Problem requirements:
Provide an exact copy of the data, excluding the images.

Listed records:
········

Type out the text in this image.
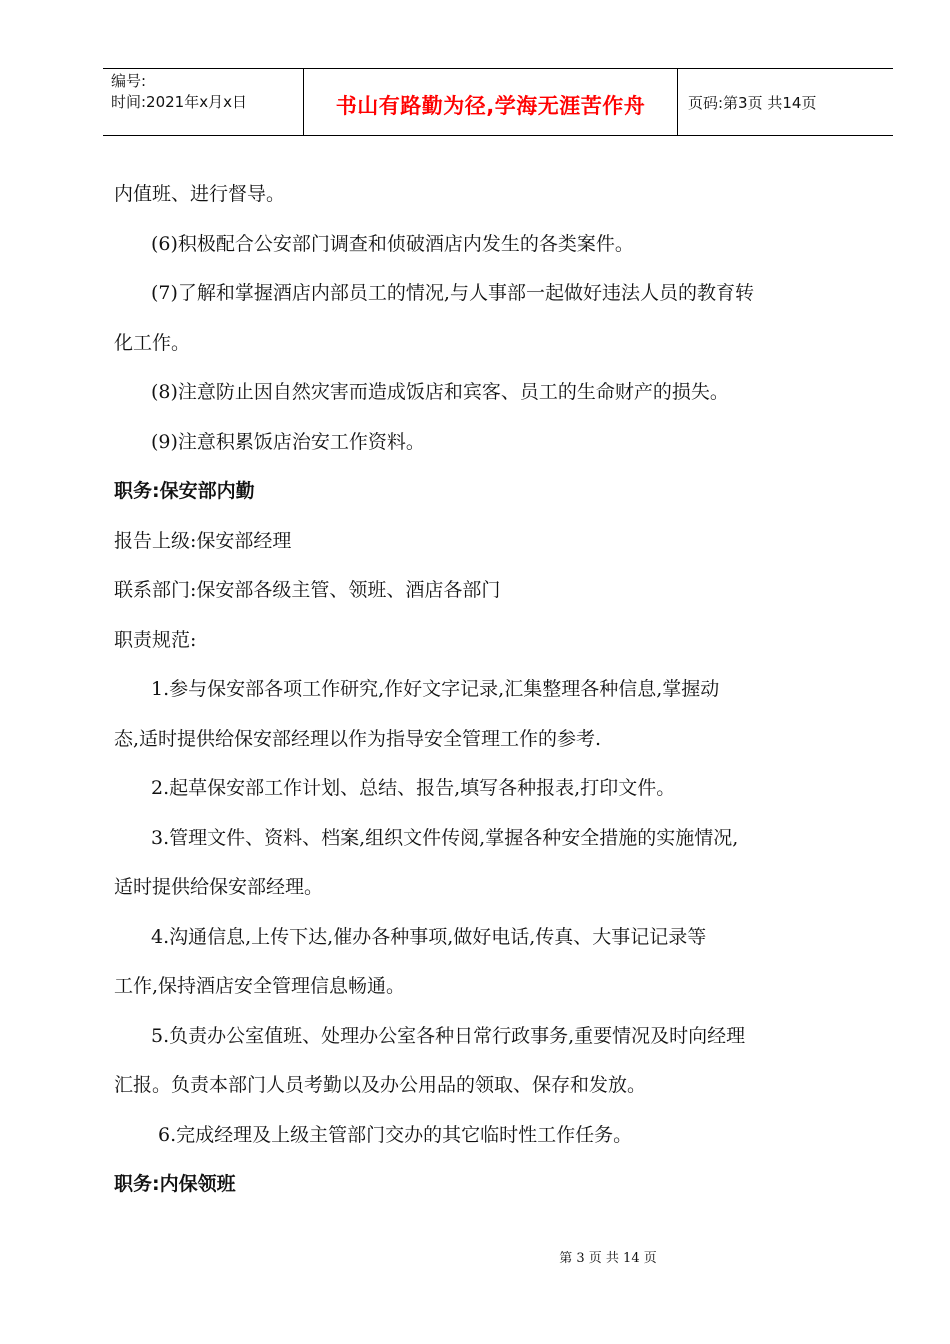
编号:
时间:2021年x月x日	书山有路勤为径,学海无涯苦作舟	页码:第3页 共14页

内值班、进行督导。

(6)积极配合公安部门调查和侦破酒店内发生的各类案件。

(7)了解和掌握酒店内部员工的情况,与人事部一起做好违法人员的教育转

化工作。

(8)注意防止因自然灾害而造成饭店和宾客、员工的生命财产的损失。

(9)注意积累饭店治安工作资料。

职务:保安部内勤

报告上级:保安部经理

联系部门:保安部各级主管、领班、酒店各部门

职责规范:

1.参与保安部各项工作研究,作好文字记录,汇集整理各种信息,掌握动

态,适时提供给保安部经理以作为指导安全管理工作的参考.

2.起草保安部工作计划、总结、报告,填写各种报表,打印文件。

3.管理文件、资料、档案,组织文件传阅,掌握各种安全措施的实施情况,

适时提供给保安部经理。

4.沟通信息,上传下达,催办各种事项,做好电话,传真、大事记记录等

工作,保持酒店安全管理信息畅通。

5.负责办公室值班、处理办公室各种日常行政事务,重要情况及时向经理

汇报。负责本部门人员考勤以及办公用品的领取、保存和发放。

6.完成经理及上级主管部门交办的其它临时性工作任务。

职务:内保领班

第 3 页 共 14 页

········

Full solution:
Type out the text in this image.
编号:
时间:2021年x月x日	书山有路勤为径,学海无涯苦作舟	页码:第3页 共14页

内值班、进行督导。

(6)积极配合公安部门调查和侦破酒店内发生的各类案件。

(7)了解和掌握酒店内部员工的情况,与人事部一起做好违法人员的教育转

化工作。

(8)注意防止因自然灾害而造成饭店和宾客、员工的生命财产的损失。

(9)注意积累饭店治安工作资料。

职务:保安部内勤

报告上级:保安部经理

联系部门:保安部各级主管、领班、酒店各部门

职责规范:

1.参与保安部各项工作研究,作好文字记录,汇集整理各种信息,掌握动

态,适时提供给保安部经理以作为指导安全管理工作的参考.

2.起草保安部工作计划、总结、报告,填写各种报表,打印文件。

3.管理文件、资料、档案,组织文件传阅,掌握各种安全措施的实施情况,

适时提供给保安部经理。

4.沟通信息,上传下达,催办各种事项,做好电话,传真、大事记记录等

工作,保持酒店安全管理信息畅通。

5.负责办公室值班、处理办公室各种日常行政事务,重要情况及时向经理

汇报。负责本部门人员考勤以及办公用品的领取、保存和发放。

6.完成经理及上级主管部门交办的其它临时性工作任务。

职务:内保领班

第 3 页 共 14 页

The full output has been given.